Data records »
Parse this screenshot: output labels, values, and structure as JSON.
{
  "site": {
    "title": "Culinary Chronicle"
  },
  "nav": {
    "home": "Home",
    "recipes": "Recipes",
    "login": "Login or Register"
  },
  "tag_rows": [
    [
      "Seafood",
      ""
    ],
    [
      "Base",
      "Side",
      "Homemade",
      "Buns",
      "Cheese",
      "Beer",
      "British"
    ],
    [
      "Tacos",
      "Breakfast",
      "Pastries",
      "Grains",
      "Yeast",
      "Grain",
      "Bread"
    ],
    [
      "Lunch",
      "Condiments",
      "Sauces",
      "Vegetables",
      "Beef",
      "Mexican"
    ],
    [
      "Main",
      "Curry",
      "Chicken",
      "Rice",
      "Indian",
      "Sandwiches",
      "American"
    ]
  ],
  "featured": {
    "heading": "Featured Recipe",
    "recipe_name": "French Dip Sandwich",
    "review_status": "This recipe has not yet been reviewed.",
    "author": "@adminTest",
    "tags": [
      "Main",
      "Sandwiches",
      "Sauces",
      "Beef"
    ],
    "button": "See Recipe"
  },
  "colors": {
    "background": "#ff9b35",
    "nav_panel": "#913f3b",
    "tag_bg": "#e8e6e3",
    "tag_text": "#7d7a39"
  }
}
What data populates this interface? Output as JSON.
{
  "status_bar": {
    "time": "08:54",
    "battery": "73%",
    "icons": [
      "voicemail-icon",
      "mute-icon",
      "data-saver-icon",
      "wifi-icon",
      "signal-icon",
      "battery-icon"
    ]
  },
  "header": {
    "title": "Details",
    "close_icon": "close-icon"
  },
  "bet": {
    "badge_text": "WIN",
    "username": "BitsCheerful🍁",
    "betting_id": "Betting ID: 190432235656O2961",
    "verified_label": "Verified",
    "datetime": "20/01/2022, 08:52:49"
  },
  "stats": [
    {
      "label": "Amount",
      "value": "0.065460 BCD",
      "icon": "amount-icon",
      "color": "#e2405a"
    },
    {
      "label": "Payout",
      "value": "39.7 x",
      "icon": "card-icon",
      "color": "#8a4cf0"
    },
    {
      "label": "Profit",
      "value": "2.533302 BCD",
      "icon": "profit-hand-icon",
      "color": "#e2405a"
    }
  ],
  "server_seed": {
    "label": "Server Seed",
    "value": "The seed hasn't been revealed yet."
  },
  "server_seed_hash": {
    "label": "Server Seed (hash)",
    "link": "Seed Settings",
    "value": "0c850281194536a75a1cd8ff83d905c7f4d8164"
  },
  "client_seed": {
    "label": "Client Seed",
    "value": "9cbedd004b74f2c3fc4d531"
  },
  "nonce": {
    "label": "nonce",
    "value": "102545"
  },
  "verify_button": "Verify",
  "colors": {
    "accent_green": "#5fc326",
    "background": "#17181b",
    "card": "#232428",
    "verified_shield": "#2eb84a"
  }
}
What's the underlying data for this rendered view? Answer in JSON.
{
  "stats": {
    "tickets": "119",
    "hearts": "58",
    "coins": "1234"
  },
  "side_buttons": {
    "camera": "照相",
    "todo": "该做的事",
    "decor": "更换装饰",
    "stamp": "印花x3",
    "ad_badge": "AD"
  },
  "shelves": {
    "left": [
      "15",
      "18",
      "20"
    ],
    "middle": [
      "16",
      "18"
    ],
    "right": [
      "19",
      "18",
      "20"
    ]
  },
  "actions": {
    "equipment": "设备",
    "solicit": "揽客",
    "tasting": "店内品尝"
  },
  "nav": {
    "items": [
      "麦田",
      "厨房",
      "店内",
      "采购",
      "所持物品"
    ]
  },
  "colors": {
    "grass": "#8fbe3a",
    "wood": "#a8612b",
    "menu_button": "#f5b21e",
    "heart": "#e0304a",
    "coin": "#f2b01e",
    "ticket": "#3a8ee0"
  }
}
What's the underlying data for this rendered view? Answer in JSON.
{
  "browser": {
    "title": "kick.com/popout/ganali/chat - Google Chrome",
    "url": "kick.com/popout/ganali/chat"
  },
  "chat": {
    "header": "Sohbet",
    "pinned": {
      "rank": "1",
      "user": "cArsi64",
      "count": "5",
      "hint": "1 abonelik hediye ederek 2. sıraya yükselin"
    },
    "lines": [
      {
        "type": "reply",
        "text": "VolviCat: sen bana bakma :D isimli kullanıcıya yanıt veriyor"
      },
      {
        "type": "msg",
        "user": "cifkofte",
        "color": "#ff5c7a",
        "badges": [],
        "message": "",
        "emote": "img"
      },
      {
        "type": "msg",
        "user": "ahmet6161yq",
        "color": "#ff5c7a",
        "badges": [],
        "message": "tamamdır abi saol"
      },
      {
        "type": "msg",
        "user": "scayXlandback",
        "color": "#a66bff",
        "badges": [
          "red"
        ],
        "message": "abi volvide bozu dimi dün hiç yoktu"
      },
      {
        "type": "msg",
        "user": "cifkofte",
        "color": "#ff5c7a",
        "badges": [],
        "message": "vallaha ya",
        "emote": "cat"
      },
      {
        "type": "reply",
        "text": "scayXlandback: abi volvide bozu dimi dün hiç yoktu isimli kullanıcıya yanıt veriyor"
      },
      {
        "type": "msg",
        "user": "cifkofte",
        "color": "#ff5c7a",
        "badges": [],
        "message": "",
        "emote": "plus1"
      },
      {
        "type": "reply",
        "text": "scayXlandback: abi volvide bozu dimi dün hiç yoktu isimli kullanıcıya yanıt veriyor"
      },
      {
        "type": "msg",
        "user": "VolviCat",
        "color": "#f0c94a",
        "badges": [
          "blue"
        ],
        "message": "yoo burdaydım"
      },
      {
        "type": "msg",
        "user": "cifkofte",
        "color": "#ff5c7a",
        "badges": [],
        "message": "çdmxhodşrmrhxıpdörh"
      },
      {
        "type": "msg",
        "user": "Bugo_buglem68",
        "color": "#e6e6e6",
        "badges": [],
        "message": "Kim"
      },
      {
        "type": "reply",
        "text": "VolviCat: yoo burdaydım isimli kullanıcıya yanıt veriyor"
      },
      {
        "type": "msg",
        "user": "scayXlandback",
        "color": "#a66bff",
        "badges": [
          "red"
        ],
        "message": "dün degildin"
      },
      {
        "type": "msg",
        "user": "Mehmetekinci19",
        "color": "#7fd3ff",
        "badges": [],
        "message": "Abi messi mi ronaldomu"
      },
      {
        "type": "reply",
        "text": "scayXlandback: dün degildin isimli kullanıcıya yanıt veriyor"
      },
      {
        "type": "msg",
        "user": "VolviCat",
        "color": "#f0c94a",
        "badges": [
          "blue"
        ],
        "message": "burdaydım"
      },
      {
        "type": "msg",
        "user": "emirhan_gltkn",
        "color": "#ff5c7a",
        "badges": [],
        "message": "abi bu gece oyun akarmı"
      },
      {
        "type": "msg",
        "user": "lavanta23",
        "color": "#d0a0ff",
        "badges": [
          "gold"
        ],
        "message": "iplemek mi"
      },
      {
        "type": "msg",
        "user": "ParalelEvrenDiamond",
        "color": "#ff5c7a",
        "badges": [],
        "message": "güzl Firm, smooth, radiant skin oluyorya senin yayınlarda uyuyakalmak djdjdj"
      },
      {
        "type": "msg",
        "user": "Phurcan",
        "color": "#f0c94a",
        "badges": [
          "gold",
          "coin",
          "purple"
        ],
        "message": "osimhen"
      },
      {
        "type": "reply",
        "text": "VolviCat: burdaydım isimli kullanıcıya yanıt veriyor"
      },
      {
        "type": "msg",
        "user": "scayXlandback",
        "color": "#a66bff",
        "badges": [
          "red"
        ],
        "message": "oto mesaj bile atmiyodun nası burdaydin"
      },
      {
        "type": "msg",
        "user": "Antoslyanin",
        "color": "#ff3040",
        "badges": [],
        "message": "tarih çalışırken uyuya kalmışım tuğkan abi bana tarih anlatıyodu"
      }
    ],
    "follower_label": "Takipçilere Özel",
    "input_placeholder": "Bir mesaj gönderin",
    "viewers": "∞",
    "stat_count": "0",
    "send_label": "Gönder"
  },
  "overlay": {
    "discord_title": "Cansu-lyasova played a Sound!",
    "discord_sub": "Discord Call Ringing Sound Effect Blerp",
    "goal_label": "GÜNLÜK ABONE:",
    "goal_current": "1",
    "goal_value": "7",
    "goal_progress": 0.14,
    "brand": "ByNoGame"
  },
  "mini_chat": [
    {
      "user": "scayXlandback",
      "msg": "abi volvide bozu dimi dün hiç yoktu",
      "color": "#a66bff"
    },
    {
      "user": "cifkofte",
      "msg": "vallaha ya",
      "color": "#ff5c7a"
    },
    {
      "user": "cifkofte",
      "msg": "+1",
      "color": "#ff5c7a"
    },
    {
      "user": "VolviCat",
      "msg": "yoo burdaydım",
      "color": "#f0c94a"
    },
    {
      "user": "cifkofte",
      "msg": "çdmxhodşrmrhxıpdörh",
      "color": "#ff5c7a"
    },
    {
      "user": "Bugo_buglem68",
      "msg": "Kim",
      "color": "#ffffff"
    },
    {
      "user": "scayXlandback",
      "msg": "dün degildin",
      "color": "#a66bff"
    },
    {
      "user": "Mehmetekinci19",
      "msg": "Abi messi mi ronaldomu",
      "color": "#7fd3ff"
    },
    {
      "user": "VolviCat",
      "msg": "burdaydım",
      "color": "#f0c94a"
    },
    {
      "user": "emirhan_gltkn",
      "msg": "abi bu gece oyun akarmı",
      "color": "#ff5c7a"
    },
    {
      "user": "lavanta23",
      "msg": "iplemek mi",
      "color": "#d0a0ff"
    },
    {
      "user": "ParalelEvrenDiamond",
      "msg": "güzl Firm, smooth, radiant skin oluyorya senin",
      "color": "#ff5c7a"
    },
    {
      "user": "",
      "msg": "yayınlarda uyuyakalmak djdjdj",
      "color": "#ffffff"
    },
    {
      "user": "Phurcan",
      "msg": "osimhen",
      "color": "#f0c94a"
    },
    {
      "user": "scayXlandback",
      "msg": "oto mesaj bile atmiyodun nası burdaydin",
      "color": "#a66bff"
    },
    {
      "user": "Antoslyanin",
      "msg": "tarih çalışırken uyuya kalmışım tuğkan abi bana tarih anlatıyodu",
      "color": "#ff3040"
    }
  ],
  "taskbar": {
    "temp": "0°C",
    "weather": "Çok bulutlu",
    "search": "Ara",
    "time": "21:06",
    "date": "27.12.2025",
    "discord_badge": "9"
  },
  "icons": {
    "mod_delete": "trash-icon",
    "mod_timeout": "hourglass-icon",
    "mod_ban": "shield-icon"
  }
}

What you are asked to do » Scan the material above. Copy each line that holds the word "veriyor".

Full output »
        "text": "VolviCat: sen bana bakma :D isimli kullanıcıya yanıt veriyor"
        "text": "scayXlandback: abi volvide bozu dimi dün hiç yoktu isimli kullanıcıya yanıt veriyor"
        "text": "scayXlandback: abi volvide bozu dimi dün hiç yoktu isimli kullanıcıya yanıt veriyor"
        "text": "VolviCat: yoo burdaydım isimli kullanıcıya yanıt veriyor"
        "text": "scayXlandback: dün degildin isimli kullanıcıya yanıt veriyor"
        "text": "VolviCat: burdaydım isimli kullanıcıya yanıt veriyor"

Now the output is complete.